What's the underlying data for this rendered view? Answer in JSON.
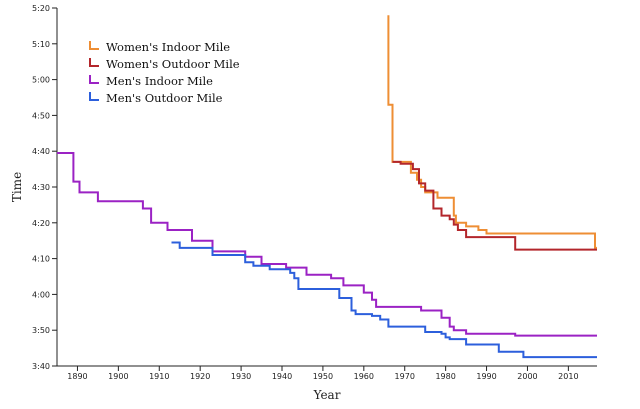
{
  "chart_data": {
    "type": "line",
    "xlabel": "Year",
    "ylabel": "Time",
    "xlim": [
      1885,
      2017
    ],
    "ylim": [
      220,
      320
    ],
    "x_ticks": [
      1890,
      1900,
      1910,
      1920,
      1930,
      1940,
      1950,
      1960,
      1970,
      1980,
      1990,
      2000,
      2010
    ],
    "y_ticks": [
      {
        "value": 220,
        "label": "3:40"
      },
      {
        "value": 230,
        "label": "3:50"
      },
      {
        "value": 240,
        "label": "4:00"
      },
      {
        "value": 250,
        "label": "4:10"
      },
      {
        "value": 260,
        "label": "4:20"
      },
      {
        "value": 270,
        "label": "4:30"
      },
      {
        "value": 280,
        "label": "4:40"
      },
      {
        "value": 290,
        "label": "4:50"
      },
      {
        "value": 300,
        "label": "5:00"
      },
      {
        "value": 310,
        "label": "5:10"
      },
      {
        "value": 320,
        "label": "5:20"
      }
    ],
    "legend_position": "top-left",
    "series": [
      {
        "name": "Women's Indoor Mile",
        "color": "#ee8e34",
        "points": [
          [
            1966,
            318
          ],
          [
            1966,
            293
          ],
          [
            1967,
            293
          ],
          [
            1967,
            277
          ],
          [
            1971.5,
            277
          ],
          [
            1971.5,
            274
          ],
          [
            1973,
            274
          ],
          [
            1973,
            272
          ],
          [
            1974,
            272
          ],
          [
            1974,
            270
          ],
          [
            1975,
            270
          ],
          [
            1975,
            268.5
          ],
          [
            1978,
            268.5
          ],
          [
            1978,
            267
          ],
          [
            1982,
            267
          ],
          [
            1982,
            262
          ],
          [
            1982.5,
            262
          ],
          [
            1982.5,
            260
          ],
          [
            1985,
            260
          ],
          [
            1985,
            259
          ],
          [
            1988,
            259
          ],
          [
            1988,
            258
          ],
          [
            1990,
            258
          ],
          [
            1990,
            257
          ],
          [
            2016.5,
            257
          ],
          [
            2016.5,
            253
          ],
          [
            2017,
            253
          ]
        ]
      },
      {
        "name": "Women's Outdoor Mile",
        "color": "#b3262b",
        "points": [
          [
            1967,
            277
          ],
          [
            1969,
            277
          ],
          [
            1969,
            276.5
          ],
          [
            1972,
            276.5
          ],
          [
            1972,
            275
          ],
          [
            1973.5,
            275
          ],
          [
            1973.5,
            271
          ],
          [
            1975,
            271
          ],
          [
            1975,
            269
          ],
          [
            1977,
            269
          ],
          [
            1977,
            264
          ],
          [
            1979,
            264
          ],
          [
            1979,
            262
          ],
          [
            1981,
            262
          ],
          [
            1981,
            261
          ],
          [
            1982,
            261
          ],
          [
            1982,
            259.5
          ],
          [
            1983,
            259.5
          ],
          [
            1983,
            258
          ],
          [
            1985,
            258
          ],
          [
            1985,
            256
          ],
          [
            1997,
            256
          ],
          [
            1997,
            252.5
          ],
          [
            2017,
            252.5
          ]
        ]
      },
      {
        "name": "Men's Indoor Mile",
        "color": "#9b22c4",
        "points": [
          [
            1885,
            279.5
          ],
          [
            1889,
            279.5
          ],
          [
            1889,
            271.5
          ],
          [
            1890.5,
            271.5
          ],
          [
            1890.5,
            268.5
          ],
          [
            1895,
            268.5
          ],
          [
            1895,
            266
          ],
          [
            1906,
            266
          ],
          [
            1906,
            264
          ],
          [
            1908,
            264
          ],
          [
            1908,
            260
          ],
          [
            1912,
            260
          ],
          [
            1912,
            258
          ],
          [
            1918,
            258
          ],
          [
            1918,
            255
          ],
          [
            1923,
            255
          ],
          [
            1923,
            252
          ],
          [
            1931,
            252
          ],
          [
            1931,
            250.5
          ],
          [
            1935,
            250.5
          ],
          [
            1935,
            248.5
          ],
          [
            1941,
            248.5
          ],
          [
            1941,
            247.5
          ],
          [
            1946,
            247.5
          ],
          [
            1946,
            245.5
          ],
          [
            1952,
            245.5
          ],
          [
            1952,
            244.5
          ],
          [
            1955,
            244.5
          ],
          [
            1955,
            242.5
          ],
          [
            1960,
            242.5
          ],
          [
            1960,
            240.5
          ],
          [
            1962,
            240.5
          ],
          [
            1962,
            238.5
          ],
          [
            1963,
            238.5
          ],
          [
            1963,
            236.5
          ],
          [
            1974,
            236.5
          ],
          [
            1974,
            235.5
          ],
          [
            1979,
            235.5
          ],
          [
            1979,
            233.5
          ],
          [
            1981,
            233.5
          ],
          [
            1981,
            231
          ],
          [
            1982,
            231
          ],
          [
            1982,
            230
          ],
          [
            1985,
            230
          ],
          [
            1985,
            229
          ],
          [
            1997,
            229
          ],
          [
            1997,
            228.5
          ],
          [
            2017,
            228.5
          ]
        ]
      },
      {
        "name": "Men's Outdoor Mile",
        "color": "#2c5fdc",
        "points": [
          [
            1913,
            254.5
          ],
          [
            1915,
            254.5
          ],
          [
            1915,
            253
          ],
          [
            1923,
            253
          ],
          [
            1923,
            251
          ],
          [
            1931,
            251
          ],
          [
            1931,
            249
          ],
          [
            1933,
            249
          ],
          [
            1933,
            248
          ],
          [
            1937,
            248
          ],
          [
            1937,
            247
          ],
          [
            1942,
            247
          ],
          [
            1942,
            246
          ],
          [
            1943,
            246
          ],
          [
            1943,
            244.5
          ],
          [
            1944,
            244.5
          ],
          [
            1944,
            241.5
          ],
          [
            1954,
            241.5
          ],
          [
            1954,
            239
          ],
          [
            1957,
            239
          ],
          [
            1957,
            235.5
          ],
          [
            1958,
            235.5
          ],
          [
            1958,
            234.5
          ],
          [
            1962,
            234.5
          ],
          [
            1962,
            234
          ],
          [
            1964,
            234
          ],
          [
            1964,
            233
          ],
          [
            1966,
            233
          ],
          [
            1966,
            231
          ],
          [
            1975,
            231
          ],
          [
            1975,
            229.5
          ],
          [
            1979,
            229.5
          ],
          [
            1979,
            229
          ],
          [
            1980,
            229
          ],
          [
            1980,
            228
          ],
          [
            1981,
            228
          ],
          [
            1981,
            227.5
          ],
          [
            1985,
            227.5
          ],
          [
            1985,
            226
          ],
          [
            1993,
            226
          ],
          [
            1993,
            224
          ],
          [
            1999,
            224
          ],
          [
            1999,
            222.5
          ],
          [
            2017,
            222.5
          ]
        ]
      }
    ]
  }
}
──────────
## YOUR GOAL
Extract all lines of the records above that include "Women".

## RESPONSE FOR THIS EXERCISE
        "name": "Women's Indoor Mile",
        "name": "Women's Outdoor Mile",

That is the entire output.